Metropolis: a cidade do Super-Homem. É o centro de Manhattan ao meio dia, com sol.
Gotham: A cidade do Batman. É o sul de Manhattan em noite chuvosa.
Harlem: é o Harlem.
~ Enric González, Histórias de Nova Iorque

Enfim: o mítico Harlem. Mal saímos da estação de metro percebe-se que é um sítio distinto: a arquitectura é completamente diferente da restante Manhattan – e, diria, em alguns casos bem mais elegante. Entre fachadas em tijolo, com águas fortadas que fazem inveja a qualquer prédio de Paris, e prédios com pórticos que nos deixam com vontade de conhecer as casas, a arquitectura deste bairro permanece quase intacta, longe dos megalómanos prédios que vão inundando a Downtown.

▸ Dados apresentados
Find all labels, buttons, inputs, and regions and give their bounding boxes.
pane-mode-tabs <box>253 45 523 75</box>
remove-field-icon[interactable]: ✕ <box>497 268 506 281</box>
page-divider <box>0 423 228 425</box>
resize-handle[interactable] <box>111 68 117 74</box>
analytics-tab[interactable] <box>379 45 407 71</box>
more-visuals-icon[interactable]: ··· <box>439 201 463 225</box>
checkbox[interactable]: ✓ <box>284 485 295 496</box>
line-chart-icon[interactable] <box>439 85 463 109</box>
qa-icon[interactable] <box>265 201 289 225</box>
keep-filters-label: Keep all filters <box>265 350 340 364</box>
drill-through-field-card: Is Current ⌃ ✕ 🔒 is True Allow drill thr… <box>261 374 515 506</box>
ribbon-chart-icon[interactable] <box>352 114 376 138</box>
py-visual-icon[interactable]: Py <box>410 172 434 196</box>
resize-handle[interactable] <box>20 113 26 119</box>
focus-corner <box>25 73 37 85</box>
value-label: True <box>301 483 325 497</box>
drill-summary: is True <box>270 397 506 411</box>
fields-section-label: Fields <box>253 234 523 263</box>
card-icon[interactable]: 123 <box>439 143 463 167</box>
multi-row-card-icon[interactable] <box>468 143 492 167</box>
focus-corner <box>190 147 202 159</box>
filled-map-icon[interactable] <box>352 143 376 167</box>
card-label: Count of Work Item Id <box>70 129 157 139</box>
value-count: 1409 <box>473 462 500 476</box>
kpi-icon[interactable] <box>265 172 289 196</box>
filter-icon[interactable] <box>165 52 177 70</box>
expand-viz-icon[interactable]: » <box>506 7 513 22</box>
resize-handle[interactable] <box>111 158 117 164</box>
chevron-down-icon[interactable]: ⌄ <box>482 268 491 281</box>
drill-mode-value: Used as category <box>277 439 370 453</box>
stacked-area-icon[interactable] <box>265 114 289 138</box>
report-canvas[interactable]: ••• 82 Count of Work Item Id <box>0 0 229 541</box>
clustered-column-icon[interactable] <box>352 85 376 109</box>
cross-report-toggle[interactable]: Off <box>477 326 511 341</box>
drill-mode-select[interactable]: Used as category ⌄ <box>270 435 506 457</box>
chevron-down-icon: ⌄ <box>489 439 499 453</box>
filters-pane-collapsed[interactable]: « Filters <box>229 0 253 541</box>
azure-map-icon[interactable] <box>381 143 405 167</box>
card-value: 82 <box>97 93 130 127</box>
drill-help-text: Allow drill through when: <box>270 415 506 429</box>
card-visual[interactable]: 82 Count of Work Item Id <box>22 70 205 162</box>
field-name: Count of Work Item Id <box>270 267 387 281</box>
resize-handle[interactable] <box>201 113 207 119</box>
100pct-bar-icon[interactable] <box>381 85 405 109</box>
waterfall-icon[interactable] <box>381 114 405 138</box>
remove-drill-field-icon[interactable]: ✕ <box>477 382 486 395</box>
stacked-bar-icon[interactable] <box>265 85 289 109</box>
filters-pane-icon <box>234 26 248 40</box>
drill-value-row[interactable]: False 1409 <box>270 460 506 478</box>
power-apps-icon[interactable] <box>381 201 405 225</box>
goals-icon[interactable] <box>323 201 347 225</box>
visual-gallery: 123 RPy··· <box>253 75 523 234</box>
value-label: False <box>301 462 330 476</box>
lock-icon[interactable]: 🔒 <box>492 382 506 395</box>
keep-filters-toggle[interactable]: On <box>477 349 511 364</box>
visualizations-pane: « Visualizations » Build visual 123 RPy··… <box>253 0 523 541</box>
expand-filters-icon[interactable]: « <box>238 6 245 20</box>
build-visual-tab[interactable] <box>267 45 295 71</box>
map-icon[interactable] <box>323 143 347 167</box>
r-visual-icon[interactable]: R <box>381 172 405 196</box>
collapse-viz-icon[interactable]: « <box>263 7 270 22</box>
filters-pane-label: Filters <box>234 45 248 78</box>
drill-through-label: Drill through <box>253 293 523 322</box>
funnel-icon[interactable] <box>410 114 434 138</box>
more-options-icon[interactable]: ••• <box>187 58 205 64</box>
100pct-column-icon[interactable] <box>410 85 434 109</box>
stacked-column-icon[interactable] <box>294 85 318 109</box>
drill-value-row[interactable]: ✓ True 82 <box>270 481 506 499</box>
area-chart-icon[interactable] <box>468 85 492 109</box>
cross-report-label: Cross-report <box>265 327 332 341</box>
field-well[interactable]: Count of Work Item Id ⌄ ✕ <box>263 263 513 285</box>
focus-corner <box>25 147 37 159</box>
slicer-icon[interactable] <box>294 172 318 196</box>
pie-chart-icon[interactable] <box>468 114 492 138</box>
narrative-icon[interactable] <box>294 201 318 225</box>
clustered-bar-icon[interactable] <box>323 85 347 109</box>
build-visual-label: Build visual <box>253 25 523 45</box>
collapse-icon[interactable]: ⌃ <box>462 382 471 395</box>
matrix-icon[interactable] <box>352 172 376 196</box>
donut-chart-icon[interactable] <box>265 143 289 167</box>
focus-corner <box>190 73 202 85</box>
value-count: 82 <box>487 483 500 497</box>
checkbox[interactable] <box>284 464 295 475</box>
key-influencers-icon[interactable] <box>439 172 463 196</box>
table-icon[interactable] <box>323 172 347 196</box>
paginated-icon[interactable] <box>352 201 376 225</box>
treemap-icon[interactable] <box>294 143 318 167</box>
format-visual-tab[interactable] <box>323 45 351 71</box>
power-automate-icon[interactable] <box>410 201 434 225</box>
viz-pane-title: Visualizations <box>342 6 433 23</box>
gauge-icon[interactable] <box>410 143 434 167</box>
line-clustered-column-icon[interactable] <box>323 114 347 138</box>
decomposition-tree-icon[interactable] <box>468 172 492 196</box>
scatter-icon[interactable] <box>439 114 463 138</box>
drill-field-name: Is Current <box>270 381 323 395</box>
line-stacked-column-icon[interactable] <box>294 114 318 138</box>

▸ O que fazer
a) Responda às perguntas com base no texto sobre o Harlem:
(i) Que parte de Manhattan é Metropolis, e a que hora do dia?
(ii) Que cidade corresponde ao sul de Manhattan em noite chuvosa?
(iii) De que cidade são os prédios que têm inveja das águas-furtadas do Harlem?
b) Devolva, sem mudar nada, tudo o que vai de "Metropolis: a cidade" até "inundando a Downtown." no texto sobre o Harlem.

▸ Resultados do exercício
a)
(i) O centro de Manhattan, ao meio-dia, com sol.
(ii) Gotham, a cidade do Batman.
(iii) De Paris.

b)
Metropolis: a cidade do Super-Homem. É o centro de Manhattan ao meio dia, com sol.
Gotham: A cidade do Batman. É o sul de Manhattan em noite chuvosa.
Harlem: é o Harlem.
~ Enric González, Histórias de Nova Iorque

Enfim: o mítico Harlem. Mal saímos da estação de metro percebe-se que é um sítio distinto: a arquitectura é completamente diferente da restante Manhattan – e, diria, em alguns casos bem mais elegante. Entre fachadas em tijolo, com águas fortadas que fazem inveja a qualquer prédio de Paris, e prédios com pórticos que nos deixam com vontade de conhecer as casas, a arquitectura deste bairro permanece quase intacta, longe dos megalómanos prédios que vão inundando a Downtown.